◆ WHAT IS BEING ASKED: Make an exact copy of the records, with the images left out.

◆ RECORDS SUPPLIED:

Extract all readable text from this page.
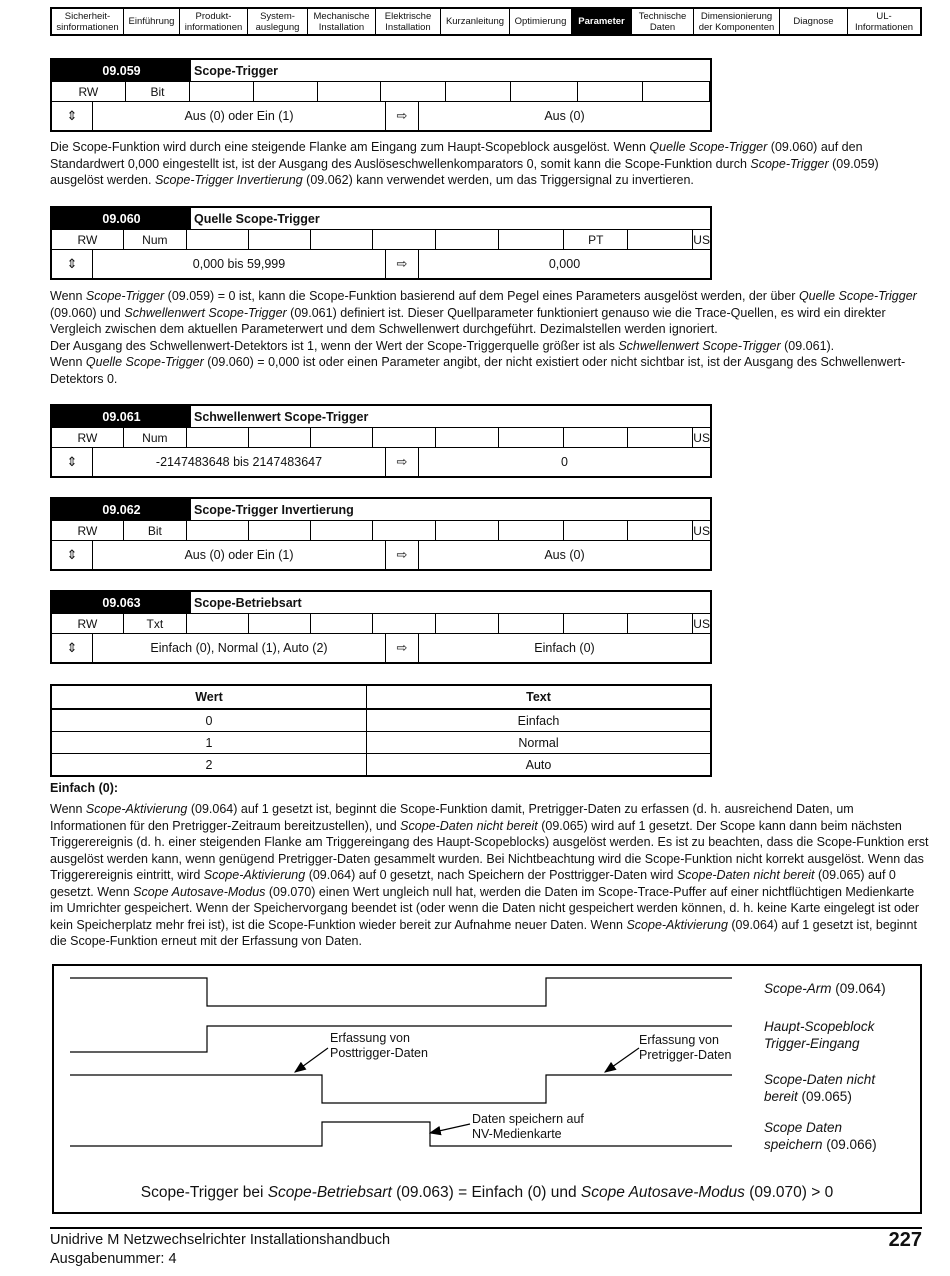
Sicherheit-sinformationen	Einführung	Produkt-informationen
System-auslegung
Mechanische Installation
Elektrische Installation	Kurzanleitung	Optimierung	Parameter	Technische Daten
Dimensionierung der Komponenten	Diagnose	UL-Informationen
09.059	Scope-Trigger
RW	Bit
⇕	Aus (0) oder Ein (1)	⇨	Aus (0)

Die Scope-Funktion wird durch eine steigende Flanke am Eingang zum Haupt-Scopeblock ausgelöst. Wenn Quelle Scope-Trigger (09.060) auf den Standardwert 0,000 eingestellt ist, ist der Ausgang des Auslöseschwellenkomparators 0, somit kann die Scope-Funktion durch Scope-Trigger (09.059) ausgelöst werden. Scope-Trigger Invertierung (09.062) kann verwendet werden, um das Triggersignal zu invertieren.

09.060	Quelle Scope-Trigger
RW	Num	PT	US
⇕	0,000 bis 59,999	⇨	0,000

Wenn Scope-Trigger (09.059) = 0 ist, kann die Scope-Funktion basierend auf dem Pegel eines Parameters ausgelöst werden, der über Quelle Scope-Trigger (09.060) und Schwellenwert Scope-Trigger (09.061) definiert ist. Dieser Quellparameter funktioniert genauso wie die Trace-Quellen, es wird ein direkter Vergleich zwischen dem aktuellen Parameterwert und dem Schwellenwert durchgeführt. Dezimalstellen werden ignoriert.

Der Ausgang des Schwellenwert-Detektors ist 1, wenn der Wert der Scope-Triggerquelle größer ist als Schwellenwert Scope-Trigger (09.061).

Wenn Quelle Scope-Trigger (09.060) = 0,000 ist oder einen Parameter angibt, der nicht existiert oder nicht sichtbar ist, ist der Ausgang des Schwellenwert-Detektors 0.

09.061	Schwellenwert Scope-Trigger
RW	Num	US
⇕	-2147483648 bis 2147483647	⇨	0
09.062	Scope-Trigger Invertierung
RW	Bit	US
⇕	Aus (0) oder Ein (1)	⇨	Aus (0)
09.063	Scope-Betriebsart
RW	Txt	US
⇕	Einfach (0), Normal (1), Auto (2)	⇨	Einfach (0)
Wert	Text
0	Einfach
1	Normal
2	Auto

Einfach (0):

Wenn Scope-Aktivierung (09.064) auf 1 gesetzt ist, beginnt die Scope-Funktion damit, Pretrigger-Daten zu erfassen (d. h. ausreichend Daten, um Informationen für den Pretrigger-Zeitraum bereitzustellen), und Scope-Daten nicht bereit (09.065) wird auf 1 gesetzt. Der Scope kann dann beim nächsten Triggerereignis (d. h. einer steigenden Flanke am Triggereingang des Haupt-Scopeblocks) ausgelöst werden. Es ist zu beachten, dass die Scope-Funktion erst ausgelöst werden kann, wenn genügend Pretrigger-Daten gesammelt wurden. Bei Nichtbeachtung wird die Scope-Funktion nicht korrekt ausgelöst. Wenn das Triggerereignis eintritt, wird Scope-Aktivierung (09.064) auf 0 gesetzt, nach Speichern der Posttrigger-Daten wird Scope-Daten nicht bereit (09.065) auf 0 gesetzt. Wenn Scope Autosave-Modus (09.070) einen Wert ungleich null hat, werden die Daten im Scope-Trace-Puffer auf einer nichtflüchtigen Medienkarte im Umrichter gespeichert. Wenn der Speichervorgang beendet ist (oder wenn die Daten nicht gespeichert werden können, d. h. keine Karte eingelegt ist oder kein Speicherplatz mehr frei ist), ist die Scope-Funktion wieder bereit zur Aufnahme neuer Daten. Wenn Scope-Aktivierung (09.064) auf 1 gesetzt ist, beginnt die Scope-Funktion erneut mit der Erfassung von Daten.

Scope-Arm (09.064)
Haupt-Scopeblock
Trigger-Eingang
Scope-Daten nicht
bereit (09.065)
Scope Daten
speichern (09.066)
Erfassung von
Posttrigger-Daten
Erfassung von
Pretrigger-Daten
Daten speichern auf
NV-Medienkarte
Scope-Trigger bei Scope-Betriebsart (09.063) = Einfach (0) und Scope Autosave-Modus (09.070) > 0
Unidrive M Netzwechselrichter Installationshandbuch
Ausgabenummer: 4
227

◆ RESPONSE:
Extract all readable text from this page.
Sicherheit-sinformationen	Einführung	Produkt-informationen
System-auslegung
Mechanische Installation
Elektrische Installation	Kurzanleitung	Optimierung	Parameter	Technische Daten
Dimensionierung der Komponenten	Diagnose	UL-Informationen
09.059	Scope-Trigger
RW	Bit
⇕	Aus (0) oder Ein (1)	⇨	Aus (0)

Die Scope-Funktion wird durch eine steigende Flanke am Eingang zum Haupt-Scopeblock ausgelöst. Wenn Quelle Scope-Trigger (09.060) auf den Standardwert 0,000 eingestellt ist, ist der Ausgang des Auslöseschwellenkomparators 0, somit kann die Scope-Funktion durch Scope-Trigger (09.059) ausgelöst werden. Scope-Trigger Invertierung (09.062) kann verwendet werden, um das Triggersignal zu invertieren.

09.060	Quelle Scope-Trigger
RW	Num	PT	US
⇕	0,000 bis 59,999	⇨	0,000

Wenn Scope-Trigger (09.059) = 0 ist, kann die Scope-Funktion basierend auf dem Pegel eines Parameters ausgelöst werden, der über Quelle Scope-Trigger (09.060) und Schwellenwert Scope-Trigger (09.061) definiert ist. Dieser Quellparameter funktioniert genauso wie die Trace-Quellen, es wird ein direkter Vergleich zwischen dem aktuellen Parameterwert und dem Schwellenwert durchgeführt. Dezimalstellen werden ignoriert.

Der Ausgang des Schwellenwert-Detektors ist 1, wenn der Wert der Scope-Triggerquelle größer ist als Schwellenwert Scope-Trigger (09.061).

Wenn Quelle Scope-Trigger (09.060) = 0,000 ist oder einen Parameter angibt, der nicht existiert oder nicht sichtbar ist, ist der Ausgang des Schwellenwert-Detektors 0.

09.061	Schwellenwert Scope-Trigger
RW	Num	US
⇕	-2147483648 bis 2147483647	⇨	0
09.062	Scope-Trigger Invertierung
RW	Bit	US
⇕	Aus (0) oder Ein (1)	⇨	Aus (0)
09.063	Scope-Betriebsart
RW	Txt	US
⇕	Einfach (0), Normal (1), Auto (2)	⇨	Einfach (0)
Wert	Text
0	Einfach
1	Normal
2	Auto

Einfach (0):

Wenn Scope-Aktivierung (09.064) auf 1 gesetzt ist, beginnt die Scope-Funktion damit, Pretrigger-Daten zu erfassen (d. h. ausreichend Daten, um Informationen für den Pretrigger-Zeitraum bereitzustellen), und Scope-Daten nicht bereit (09.065) wird auf 1 gesetzt. Der Scope kann dann beim nächsten Triggerereignis (d. h. einer steigenden Flanke am Triggereingang des Haupt-Scopeblocks) ausgelöst werden. Es ist zu beachten, dass die Scope-Funktion erst ausgelöst werden kann, wenn genügend Pretrigger-Daten gesammelt wurden. Bei Nichtbeachtung wird die Scope-Funktion nicht korrekt ausgelöst. Wenn das Triggerereignis eintritt, wird Scope-Aktivierung (09.064) auf 0 gesetzt, nach Speichern der Posttrigger-Daten wird Scope-Daten nicht bereit (09.065) auf 0 gesetzt. Wenn Scope Autosave-Modus (09.070) einen Wert ungleich null hat, werden die Daten im Scope-Trace-Puffer auf einer nichtflüchtigen Medienkarte im Umrichter gespeichert. Wenn der Speichervorgang beendet ist (oder wenn die Daten nicht gespeichert werden können, d. h. keine Karte eingelegt ist oder kein Speicherplatz mehr frei ist), ist die Scope-Funktion wieder bereit zur Aufnahme neuer Daten. Wenn Scope-Aktivierung (09.064) auf 1 gesetzt ist, beginnt die Scope-Funktion erneut mit der Erfassung von Daten.

Scope-Arm (09.064)
Haupt-Scopeblock
Trigger-Eingang
Scope-Daten nicht
bereit (09.065)
Scope Daten
speichern (09.066)
Erfassung von
Posttrigger-Daten
Erfassung von
Pretrigger-Daten
Daten speichern auf
NV-Medienkarte
Scope-Trigger bei Scope-Betriebsart (09.063) = Einfach (0) und Scope Autosave-Modus (09.070) > 0
Unidrive M Netzwechselrichter Installationshandbuch
Ausgabenummer: 4
227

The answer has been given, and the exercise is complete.